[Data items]

· · · · · · ·

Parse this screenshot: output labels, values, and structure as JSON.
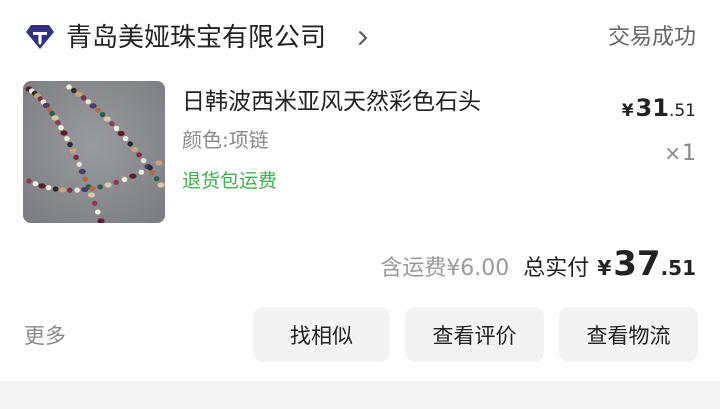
{
  "store": {
    "name": "青岛美娅珠宝有限公司",
    "logo_icon": "diamond-logo-icon",
    "chevron_icon": "chevron-right-icon"
  },
  "order": {
    "status": "交易成功"
  },
  "product": {
    "title": "日韩波西米亚风天然彩色石头",
    "spec": "颜色:项链",
    "service_tag": "退货包运费",
    "price": {
      "currency": "¥",
      "integer": "31",
      "decimal": ".51"
    },
    "quantity": {
      "symbol": "×",
      "count": "1"
    }
  },
  "totals": {
    "shipping_note": "含运费¥6.00",
    "label": "总实付",
    "currency": "¥",
    "integer": "37",
    "decimal": ".51"
  },
  "actions": {
    "more": "更多",
    "find_similar": "找相似",
    "view_review": "查看评价",
    "view_logistics": "查看物流"
  },
  "colors": {
    "logo": "#35307f",
    "service_green": "#3fae4e",
    "button_bg": "#f3f3f3",
    "muted_text": "#8a8a8a"
  }
}
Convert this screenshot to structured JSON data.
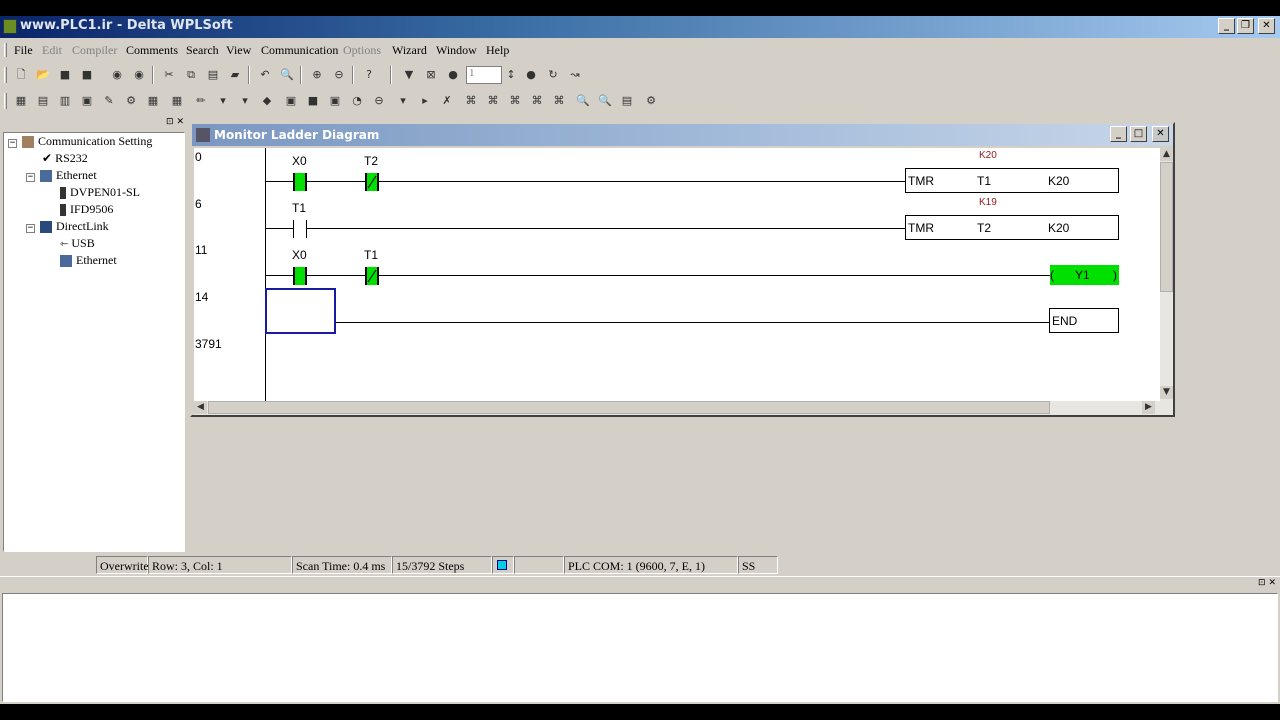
{
  "window": {
    "title": "www.PLC1.ir - Delta WPLSoft"
  },
  "menu": [
    {
      "label": "File",
      "enabled": true
    },
    {
      "label": "Edit",
      "enabled": false
    },
    {
      "label": "Compiler",
      "enabled": false
    },
    {
      "label": "Comments",
      "enabled": true
    },
    {
      "label": "Search",
      "enabled": true
    },
    {
      "label": "View",
      "enabled": true
    },
    {
      "label": "Communication",
      "enabled": true
    },
    {
      "label": "Options",
      "enabled": false
    },
    {
      "label": "Wizard",
      "enabled": true
    },
    {
      "label": "Window",
      "enabled": true
    },
    {
      "label": "Help",
      "enabled": true
    }
  ],
  "toolbar": {
    "step_value": "1"
  },
  "tree": {
    "root": "Communication Setting",
    "items": {
      "rs232": "RS232",
      "ethernet": "Ethernet",
      "dvpen": "DVPEN01-SL",
      "ifd": "IFD9506",
      "directlink": "DirectLink",
      "usb": "USB",
      "ethernet2": "Ethernet"
    }
  },
  "ladder": {
    "title": "Monitor Ladder Diagram",
    "rungs": {
      "r0": "0",
      "r1": "6",
      "r2": "11",
      "r3": "14",
      "r4": "3791"
    },
    "rung0": {
      "contact1": "X0",
      "contact2": "T2",
      "preset_value": "K20",
      "instr": "TMR",
      "operand": "T1",
      "setting": "K20"
    },
    "rung1": {
      "contact1": "T1",
      "preset_value": "K19",
      "instr": "TMR",
      "operand": "T2",
      "setting": "K20"
    },
    "rung2": {
      "contact1": "X0",
      "contact2": "T1",
      "coil": "Y1",
      "coil_left": "(",
      "coil_right": ")"
    },
    "end_label": "END"
  },
  "status": {
    "mode": "Overwrite",
    "position": "Row: 3, Col: 1",
    "scan_time": "Scan Time: 0.4 ms",
    "steps": "15/3792 Steps",
    "plc_com": "PLC COM: 1 (9600, 7, E, 1)",
    "station": "SS"
  },
  "colors": {
    "active_contact": "#00e000",
    "title_gradient_start": "#0a246a",
    "preset_text": "#8b1a1a"
  }
}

· · · · · · ·

» Problem statement:
Scan the material above. Copy each line where "Communication" occurs.

» Exercise result:
      "label": "Communication",
    "root": "Communication Setting",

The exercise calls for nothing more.